A Project Report Submitted in Partial Fulfillment of the Requirements for the Degree of Master of Science in Embedded and Mobile Systems of the Nelson Mandela African Institution of Science and Technology
Diabetes is a chronic, metabolic disease characterized by elevated levels of blood glucose or
blood sugar that over time can bring severe damage to vital organs including the heart, blood
vessels, eyes, kidneys and nerves. Diabetes is therefore one of the major priorities in medical
science research. Type 2 diabetes is common in adults, either because of inadequate insulin
production, or when the body’s cells fail to respond properly to the produced insulin. For all the
diabetes cases, it’s found out that 90% are Type 2 diabetes. Of the 422 million people with
diabetes worldwide, 336 million people are found in developing countries, and 1.6 million
people die of diabetes each year according to statistics by the World Health Organization.
Around 19.8 million adults in Africa have Type 2 diabetes but approximately 75% are unaware
of their condition (undiagnosed). Most people are undiagnosed because many people lack
knowledge of symptoms for diabetes, and others are not diagnosed due to lack of testing kits
more especially in rural areas. African governments have scaled up purchasing and distribution
of diagnostic kits but the majority of the population has not been reached. Researchers have
been developing predictive models for Type 2 diabetes, but African populations are not widely
included in their datasets. The developed models may therefore not accurately identify at-risk
populations in the African context. The main emphasis of this research was to come up with a
machine learning prediction model to find out Ugandans likely to be suffering from Type 2
diabetes (output classes: high risk or low risk), based on input symptoms.

* **Problem 1**:
Answer from the diabetes abstract:
(a) What percentage of all diabetes cases are Type 2?
(b) Roughly how many adults in Africa have Type 2 diabetes?
(c) What are the output classes of the prediction model?
* **Problem 2**: Extend the abstract on predicting Type 2 diabetes in Ugandans, starting after its last sentence.
The items have no part in this work.

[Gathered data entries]

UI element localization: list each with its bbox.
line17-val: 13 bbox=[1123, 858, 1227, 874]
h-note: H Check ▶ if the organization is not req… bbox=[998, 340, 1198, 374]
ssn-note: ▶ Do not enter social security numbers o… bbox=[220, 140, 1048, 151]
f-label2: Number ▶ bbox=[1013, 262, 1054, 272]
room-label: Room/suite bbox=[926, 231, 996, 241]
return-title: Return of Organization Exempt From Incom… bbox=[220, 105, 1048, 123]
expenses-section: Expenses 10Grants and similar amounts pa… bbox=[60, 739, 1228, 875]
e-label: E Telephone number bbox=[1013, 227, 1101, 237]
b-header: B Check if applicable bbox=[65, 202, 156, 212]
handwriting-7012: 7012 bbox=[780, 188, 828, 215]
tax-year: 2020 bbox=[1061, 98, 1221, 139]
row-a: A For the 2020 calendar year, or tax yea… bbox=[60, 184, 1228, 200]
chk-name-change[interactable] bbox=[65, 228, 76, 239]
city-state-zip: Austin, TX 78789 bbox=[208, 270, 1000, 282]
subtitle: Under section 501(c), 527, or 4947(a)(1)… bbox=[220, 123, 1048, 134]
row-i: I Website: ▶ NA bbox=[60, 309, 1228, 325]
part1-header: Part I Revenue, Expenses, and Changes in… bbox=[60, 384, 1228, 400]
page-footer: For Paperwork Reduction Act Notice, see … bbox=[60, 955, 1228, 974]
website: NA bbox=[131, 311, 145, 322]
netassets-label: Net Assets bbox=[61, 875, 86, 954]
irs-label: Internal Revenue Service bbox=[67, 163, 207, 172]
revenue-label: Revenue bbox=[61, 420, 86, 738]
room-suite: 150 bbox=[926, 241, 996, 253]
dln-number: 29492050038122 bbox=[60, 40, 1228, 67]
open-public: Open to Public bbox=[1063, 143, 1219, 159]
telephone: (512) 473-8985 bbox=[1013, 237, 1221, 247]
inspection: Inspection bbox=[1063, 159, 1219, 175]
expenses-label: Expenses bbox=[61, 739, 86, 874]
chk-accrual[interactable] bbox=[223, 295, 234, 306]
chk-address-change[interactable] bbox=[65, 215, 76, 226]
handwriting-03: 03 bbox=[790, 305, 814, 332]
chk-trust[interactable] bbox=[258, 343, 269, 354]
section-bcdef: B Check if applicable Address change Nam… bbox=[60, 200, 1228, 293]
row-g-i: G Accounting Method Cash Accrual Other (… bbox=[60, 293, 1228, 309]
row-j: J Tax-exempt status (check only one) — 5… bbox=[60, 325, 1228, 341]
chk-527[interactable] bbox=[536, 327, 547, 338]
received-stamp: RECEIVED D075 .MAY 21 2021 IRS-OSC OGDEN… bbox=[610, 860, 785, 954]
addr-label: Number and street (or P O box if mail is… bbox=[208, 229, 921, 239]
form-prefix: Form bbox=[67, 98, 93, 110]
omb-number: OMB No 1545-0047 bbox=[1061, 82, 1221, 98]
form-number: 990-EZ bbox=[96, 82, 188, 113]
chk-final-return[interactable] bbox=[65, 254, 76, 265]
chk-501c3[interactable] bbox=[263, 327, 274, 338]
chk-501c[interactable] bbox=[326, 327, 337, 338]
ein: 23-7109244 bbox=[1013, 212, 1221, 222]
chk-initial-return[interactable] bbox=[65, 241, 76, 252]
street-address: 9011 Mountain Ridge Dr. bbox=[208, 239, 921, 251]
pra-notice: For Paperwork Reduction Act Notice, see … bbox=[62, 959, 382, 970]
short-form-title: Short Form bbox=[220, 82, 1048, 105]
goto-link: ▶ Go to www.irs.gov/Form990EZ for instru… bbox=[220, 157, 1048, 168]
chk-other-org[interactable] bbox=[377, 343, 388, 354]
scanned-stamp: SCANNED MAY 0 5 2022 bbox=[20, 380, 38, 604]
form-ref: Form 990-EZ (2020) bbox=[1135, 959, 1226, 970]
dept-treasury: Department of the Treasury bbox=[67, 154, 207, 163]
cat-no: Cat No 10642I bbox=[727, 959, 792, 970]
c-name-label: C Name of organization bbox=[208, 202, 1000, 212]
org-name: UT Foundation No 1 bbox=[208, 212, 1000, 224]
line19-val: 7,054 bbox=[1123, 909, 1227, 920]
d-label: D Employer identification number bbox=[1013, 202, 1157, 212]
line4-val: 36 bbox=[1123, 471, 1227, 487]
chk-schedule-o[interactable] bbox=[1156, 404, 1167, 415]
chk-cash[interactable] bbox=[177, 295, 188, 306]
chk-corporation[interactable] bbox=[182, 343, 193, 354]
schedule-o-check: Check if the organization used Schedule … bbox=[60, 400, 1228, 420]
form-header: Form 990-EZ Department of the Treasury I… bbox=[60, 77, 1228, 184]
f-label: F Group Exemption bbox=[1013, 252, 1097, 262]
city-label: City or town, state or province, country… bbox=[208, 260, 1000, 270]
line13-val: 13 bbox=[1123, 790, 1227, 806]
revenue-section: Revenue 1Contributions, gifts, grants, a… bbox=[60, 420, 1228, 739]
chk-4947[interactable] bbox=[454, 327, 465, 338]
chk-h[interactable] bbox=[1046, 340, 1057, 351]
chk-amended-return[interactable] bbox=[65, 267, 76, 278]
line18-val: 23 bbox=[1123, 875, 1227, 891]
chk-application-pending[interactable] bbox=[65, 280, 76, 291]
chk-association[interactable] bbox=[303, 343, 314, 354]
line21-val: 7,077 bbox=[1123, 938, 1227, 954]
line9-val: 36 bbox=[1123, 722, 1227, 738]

* **Output 1**:
(a) 90%
(b) Around 19.8 million
(c) High risk or low risk

* **Output 2**:
Random Forest, Support Vector Machine, Naïve Bayes, and AdaBoost classifiers were trained
on anonymised, real patient data with twelve features including age, gender (male or female),
systolic blood pressure, residence (town or village), diastolic blood pressure, family Member
with diabetes, alcohol intake, smoker, hypertensive, obesity, physically inactive and body mass
index. This research’s experimental results after the comparison of the Accuracy Score and
Confusion Matrix for all the above algorithms, the Random Forest classifier emerged the
premier with the accuracy score of 85.4%, thus the experimental results shown that
performance of Random Forest classifier as being significant superior compared to all other the
machine learning algorithms.